>> start Dataset extract
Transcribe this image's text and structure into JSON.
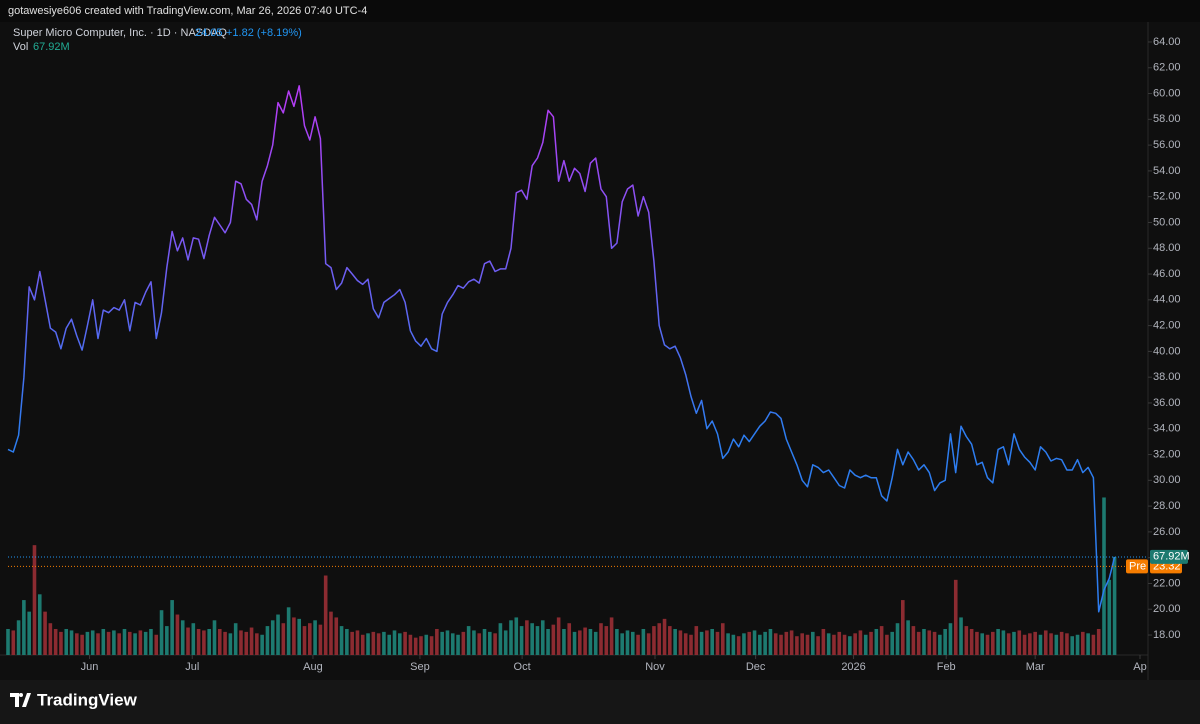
{
  "header": {
    "text": "gotawesiye606 created with TradingView.com, Mar 26, 2026 07:40 UTC-4"
  },
  "footer": {
    "brand": "TradingView"
  },
  "chart_data": {
    "type": "line",
    "title": "Super Micro Computer, Inc. · 1D · NASDAQ",
    "change": "+1.82 (+8.19%)",
    "series": [
      {
        "color": [
          "#b53df5",
          "#2d7df0"
        ],
        "values": [
          32.4,
          32.2,
          33.5,
          38,
          45,
          44,
          46.2,
          44,
          41.8,
          41.5,
          40.2,
          41.8,
          42.5,
          41.2,
          40.1,
          42,
          44,
          41,
          43.2,
          43,
          43.4,
          43.2,
          44,
          41.6,
          43.8,
          43.6,
          44.6,
          45.4,
          41,
          43,
          46.5,
          49.3,
          47.8,
          48.8,
          47.1,
          48.8,
          48.7,
          47.2,
          49,
          50.4,
          49.8,
          49.2,
          50,
          53.2,
          53,
          51.8,
          51.4,
          50.2,
          53.2,
          54.4,
          56,
          59.3,
          58.5,
          60.2,
          59,
          60.6,
          57.5,
          56.4,
          58.2,
          56.5,
          46.8,
          46.5,
          44.8,
          45.3,
          46.5,
          46,
          45.5,
          45.2,
          45.6,
          43.3,
          42.6,
          43.8,
          44.1,
          44.4,
          44.8,
          43.8,
          41.6,
          40.8,
          40.4,
          41,
          40.2,
          40,
          42.9,
          43.8,
          44.4,
          45.1,
          44.9,
          45.4,
          45.6,
          45.3,
          46.8,
          47,
          46.2,
          46.4,
          46.4,
          48,
          52.3,
          52.5,
          51.8,
          54.4,
          55,
          56.2,
          58.7,
          58.2,
          53.2,
          54.8,
          53.2,
          54.2,
          53.8,
          52.4,
          54.6,
          55,
          52.6,
          52,
          48,
          48.4,
          51.6,
          52.6,
          52.9,
          50.5,
          52,
          50.8,
          47,
          42,
          40.5,
          40.2,
          40.4,
          39.5,
          38.2,
          36.5,
          35.2,
          36.2,
          34,
          34.6,
          33.6,
          31.7,
          32.2,
          33.2,
          32.6,
          33.5,
          33,
          33.6,
          34.2,
          34.6,
          35.3,
          35.2,
          34.8,
          33.2,
          32.2,
          31.2,
          30,
          29.5,
          31.2,
          31,
          30.6,
          30.8,
          30.2,
          29.6,
          29.4,
          30.8,
          30.4,
          30.2,
          30.4,
          30.2,
          30.2,
          28.8,
          28.4,
          30.2,
          32.4,
          31.2,
          32.2,
          31.6,
          30.8,
          31.2,
          30.6,
          29.2,
          29.8,
          30,
          33.6,
          30.6,
          34.2,
          33.4,
          32.8,
          31.2,
          31.4,
          30.2,
          29.8,
          32.4,
          32.6,
          31.2,
          33.6,
          32.4,
          31.8,
          31.4,
          30.8,
          32.6,
          32.2,
          31.5,
          31.7,
          31.6,
          30.8,
          30.8,
          31.6,
          30.6,
          31,
          30.2,
          19.8,
          21.5,
          22.4,
          24.05
        ]
      }
    ],
    "volume": {
      "name": "Vol",
      "value_label": "67.92M",
      "ylim": [
        0,
        438
      ],
      "up_color": "#1d7a70",
      "down_color": "#8c2b31",
      "values": [
        18,
        17,
        24,
        38,
        30,
        76,
        42,
        30,
        22,
        18,
        16,
        18,
        17,
        15,
        14,
        16,
        17,
        15,
        18,
        16,
        17,
        15,
        18,
        16,
        15,
        17,
        16,
        18,
        14,
        31,
        20,
        38,
        28,
        24,
        19,
        22,
        18,
        17,
        18,
        24,
        18,
        16,
        15,
        22,
        17,
        16,
        19,
        15,
        14,
        20,
        24,
        28,
        22,
        33,
        26,
        25,
        20,
        22,
        24,
        21,
        55,
        30,
        26,
        20,
        18,
        16,
        17,
        14,
        15,
        16,
        15,
        16,
        14,
        17,
        15,
        16,
        14,
        12,
        13,
        14,
        13,
        18,
        16,
        17,
        15,
        14,
        16,
        20,
        17,
        15,
        18,
        16,
        15,
        22,
        17,
        24,
        26,
        20,
        24,
        22,
        20,
        24,
        18,
        21,
        26,
        18,
        22,
        16,
        17,
        19,
        18,
        16,
        22,
        20,
        26,
        18,
        15,
        17,
        16,
        14,
        18,
        15,
        20,
        22,
        25,
        20,
        18,
        17,
        15,
        14,
        20,
        16,
        17,
        18,
        16,
        22,
        15,
        14,
        13,
        15,
        16,
        17,
        14,
        16,
        18,
        15,
        14,
        16,
        17,
        13,
        15,
        14,
        16,
        13,
        18,
        15,
        14,
        16,
        14,
        13,
        15,
        17,
        14,
        16,
        18,
        20,
        14,
        16,
        22,
        38,
        24,
        20,
        16,
        18,
        17,
        16,
        14,
        18,
        22,
        52,
        26,
        20,
        18,
        16,
        15,
        14,
        16,
        18,
        17,
        15,
        16,
        17,
        14,
        15,
        16,
        14,
        17,
        15,
        14,
        16,
        15,
        13,
        14,
        16,
        15,
        14,
        18,
        109,
        52,
        67.92
      ]
    },
    "premarket": {
      "label": "Pre",
      "value": 23.32,
      "color": "#f57c00"
    },
    "last_color": "#2196f3",
    "xlim": [
      0,
      213.8
    ],
    "xticks": [
      {
        "value": 15.4,
        "label": "Jun"
      },
      {
        "value": 34.8,
        "label": "Jul"
      },
      {
        "value": 57.6,
        "label": "Aug"
      },
      {
        "value": 77.8,
        "label": "Sep"
      },
      {
        "value": 97.1,
        "label": "Oct"
      },
      {
        "value": 122.2,
        "label": "Nov"
      },
      {
        "value": 141.2,
        "label": "Dec"
      },
      {
        "value": 159.7,
        "label": "2026"
      },
      {
        "value": 177.2,
        "label": "Feb"
      },
      {
        "value": 194,
        "label": "Mar"
      },
      {
        "value": 213.8,
        "label": "Ap"
      }
    ],
    "ylim": [
      16.45,
      65.55
    ],
    "yticks": [
      {
        "value": 18,
        "label": "18.00"
      },
      {
        "value": 20,
        "label": "20.00"
      },
      {
        "value": 22,
        "label": "22.00"
      },
      {
        "value": 24,
        "label": "24.00"
      },
      {
        "value": 26,
        "label": "26.00"
      },
      {
        "value": 28,
        "label": "28.00"
      },
      {
        "value": 30,
        "label": "30.00"
      },
      {
        "value": 32,
        "label": "32.00"
      },
      {
        "value": 34,
        "label": "34.00"
      },
      {
        "value": 36,
        "label": "36.00"
      },
      {
        "value": 38,
        "label": "38.00"
      },
      {
        "value": 40,
        "label": "40.00"
      },
      {
        "value": 42,
        "label": "42.00"
      },
      {
        "value": 44,
        "label": "44.00"
      },
      {
        "value": 46,
        "label": "46.00"
      },
      {
        "value": 48,
        "label": "48.00"
      },
      {
        "value": 50,
        "label": "50.00"
      },
      {
        "value": 52,
        "label": "52.00"
      },
      {
        "value": 54,
        "label": "54.00"
      },
      {
        "value": 56,
        "label": "56.00"
      },
      {
        "value": 58,
        "label": "58.00"
      },
      {
        "value": 60,
        "label": "60.00"
      },
      {
        "value": 62,
        "label": "62.00"
      },
      {
        "value": 64,
        "label": "64.00"
      }
    ],
    "grid": false
  }
}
>> end Dataset extract
• [What you should do] Using the material above, set down every line exactly, but skip the pictures.

• [Finished answer]
Transcribe this image's text and structure into JSON.
{
  "header": {
    "text": "gotawesiye606 created with TradingView.com, Mar 26, 2026 07:40 UTC-4"
  },
  "footer": {
    "brand": "TradingView"
  },
  "chart_data": {
    "type": "line",
    "title": "Super Micro Computer, Inc. · 1D · NASDAQ",
    "change": "+1.82 (+8.19%)",
    "series": [
      {
        "color": [
          "#b53df5",
          "#2d7df0"
        ],
        "values": [
          32.4,
          32.2,
          33.5,
          38,
          45,
          44,
          46.2,
          44,
          41.8,
          41.5,
          40.2,
          41.8,
          42.5,
          41.2,
          40.1,
          42,
          44,
          41,
          43.2,
          43,
          43.4,
          43.2,
          44,
          41.6,
          43.8,
          43.6,
          44.6,
          45.4,
          41,
          43,
          46.5,
          49.3,
          47.8,
          48.8,
          47.1,
          48.8,
          48.7,
          47.2,
          49,
          50.4,
          49.8,
          49.2,
          50,
          53.2,
          53,
          51.8,
          51.4,
          50.2,
          53.2,
          54.4,
          56,
          59.3,
          58.5,
          60.2,
          59,
          60.6,
          57.5,
          56.4,
          58.2,
          56.5,
          46.8,
          46.5,
          44.8,
          45.3,
          46.5,
          46,
          45.5,
          45.2,
          45.6,
          43.3,
          42.6,
          43.8,
          44.1,
          44.4,
          44.8,
          43.8,
          41.6,
          40.8,
          40.4,
          41,
          40.2,
          40,
          42.9,
          43.8,
          44.4,
          45.1,
          44.9,
          45.4,
          45.6,
          45.3,
          46.8,
          47,
          46.2,
          46.4,
          46.4,
          48,
          52.3,
          52.5,
          51.8,
          54.4,
          55,
          56.2,
          58.7,
          58.2,
          53.2,
          54.8,
          53.2,
          54.2,
          53.8,
          52.4,
          54.6,
          55,
          52.6,
          52,
          48,
          48.4,
          51.6,
          52.6,
          52.9,
          50.5,
          52,
          50.8,
          47,
          42,
          40.5,
          40.2,
          40.4,
          39.5,
          38.2,
          36.5,
          35.2,
          36.2,
          34,
          34.6,
          33.6,
          31.7,
          32.2,
          33.2,
          32.6,
          33.5,
          33,
          33.6,
          34.2,
          34.6,
          35.3,
          35.2,
          34.8,
          33.2,
          32.2,
          31.2,
          30,
          29.5,
          31.2,
          31,
          30.6,
          30.8,
          30.2,
          29.6,
          29.4,
          30.8,
          30.4,
          30.2,
          30.4,
          30.2,
          30.2,
          28.8,
          28.4,
          30.2,
          32.4,
          31.2,
          32.2,
          31.6,
          30.8,
          31.2,
          30.6,
          29.2,
          29.8,
          30,
          33.6,
          30.6,
          34.2,
          33.4,
          32.8,
          31.2,
          31.4,
          30.2,
          29.8,
          32.4,
          32.6,
          31.2,
          33.6,
          32.4,
          31.8,
          31.4,
          30.8,
          32.6,
          32.2,
          31.5,
          31.7,
          31.6,
          30.8,
          30.8,
          31.6,
          30.6,
          31,
          30.2,
          19.8,
          21.5,
          22.4,
          24.05
        ]
      }
    ],
    "volume": {
      "name": "Vol",
      "value_label": "67.92M",
      "ylim": [
        0,
        438
      ],
      "up_color": "#1d7a70",
      "down_color": "#8c2b31",
      "values": [
        18,
        17,
        24,
        38,
        30,
        76,
        42,
        30,
        22,
        18,
        16,
        18,
        17,
        15,
        14,
        16,
        17,
        15,
        18,
        16,
        17,
        15,
        18,
        16,
        15,
        17,
        16,
        18,
        14,
        31,
        20,
        38,
        28,
        24,
        19,
        22,
        18,
        17,
        18,
        24,
        18,
        16,
        15,
        22,
        17,
        16,
        19,
        15,
        14,
        20,
        24,
        28,
        22,
        33,
        26,
        25,
        20,
        22,
        24,
        21,
        55,
        30,
        26,
        20,
        18,
        16,
        17,
        14,
        15,
        16,
        15,
        16,
        14,
        17,
        15,
        16,
        14,
        12,
        13,
        14,
        13,
        18,
        16,
        17,
        15,
        14,
        16,
        20,
        17,
        15,
        18,
        16,
        15,
        22,
        17,
        24,
        26,
        20,
        24,
        22,
        20,
        24,
        18,
        21,
        26,
        18,
        22,
        16,
        17,
        19,
        18,
        16,
        22,
        20,
        26,
        18,
        15,
        17,
        16,
        14,
        18,
        15,
        20,
        22,
        25,
        20,
        18,
        17,
        15,
        14,
        20,
        16,
        17,
        18,
        16,
        22,
        15,
        14,
        13,
        15,
        16,
        17,
        14,
        16,
        18,
        15,
        14,
        16,
        17,
        13,
        15,
        14,
        16,
        13,
        18,
        15,
        14,
        16,
        14,
        13,
        15,
        17,
        14,
        16,
        18,
        20,
        14,
        16,
        22,
        38,
        24,
        20,
        16,
        18,
        17,
        16,
        14,
        18,
        22,
        52,
        26,
        20,
        18,
        16,
        15,
        14,
        16,
        18,
        17,
        15,
        16,
        17,
        14,
        15,
        16,
        14,
        17,
        15,
        14,
        16,
        15,
        13,
        14,
        16,
        15,
        14,
        18,
        109,
        52,
        67.92
      ]
    },
    "premarket": {
      "label": "Pre",
      "value": 23.32,
      "color": "#f57c00"
    },
    "last_color": "#2196f3",
    "xlim": [
      0,
      213.8
    ],
    "xticks": [
      {
        "value": 15.4,
        "label": "Jun"
      },
      {
        "value": 34.8,
        "label": "Jul"
      },
      {
        "value": 57.6,
        "label": "Aug"
      },
      {
        "value": 77.8,
        "label": "Sep"
      },
      {
        "value": 97.1,
        "label": "Oct"
      },
      {
        "value": 122.2,
        "label": "Nov"
      },
      {
        "value": 141.2,
        "label": "Dec"
      },
      {
        "value": 159.7,
        "label": "2026"
      },
      {
        "value": 177.2,
        "label": "Feb"
      },
      {
        "value": 194,
        "label": "Mar"
      },
      {
        "value": 213.8,
        "label": "Ap"
      }
    ],
    "ylim": [
      16.45,
      65.55
    ],
    "yticks": [
      {
        "value": 18,
        "label": "18.00"
      },
      {
        "value": 20,
        "label": "20.00"
      },
      {
        "value": 22,
        "label": "22.00"
      },
      {
        "value": 24,
        "label": "24.00"
      },
      {
        "value": 26,
        "label": "26.00"
      },
      {
        "value": 28,
        "label": "28.00"
      },
      {
        "value": 30,
        "label": "30.00"
      },
      {
        "value": 32,
        "label": "32.00"
      },
      {
        "value": 34,
        "label": "34.00"
      },
      {
        "value": 36,
        "label": "36.00"
      },
      {
        "value": 38,
        "label": "38.00"
      },
      {
        "value": 40,
        "label": "40.00"
      },
      {
        "value": 42,
        "label": "42.00"
      },
      {
        "value": 44,
        "label": "44.00"
      },
      {
        "value": 46,
        "label": "46.00"
      },
      {
        "value": 48,
        "label": "48.00"
      },
      {
        "value": 50,
        "label": "50.00"
      },
      {
        "value": 52,
        "label": "52.00"
      },
      {
        "value": 54,
        "label": "54.00"
      },
      {
        "value": 56,
        "label": "56.00"
      },
      {
        "value": 58,
        "label": "58.00"
      },
      {
        "value": 60,
        "label": "60.00"
      },
      {
        "value": 62,
        "label": "62.00"
      },
      {
        "value": 64,
        "label": "64.00"
      }
    ],
    "grid": false
  }
}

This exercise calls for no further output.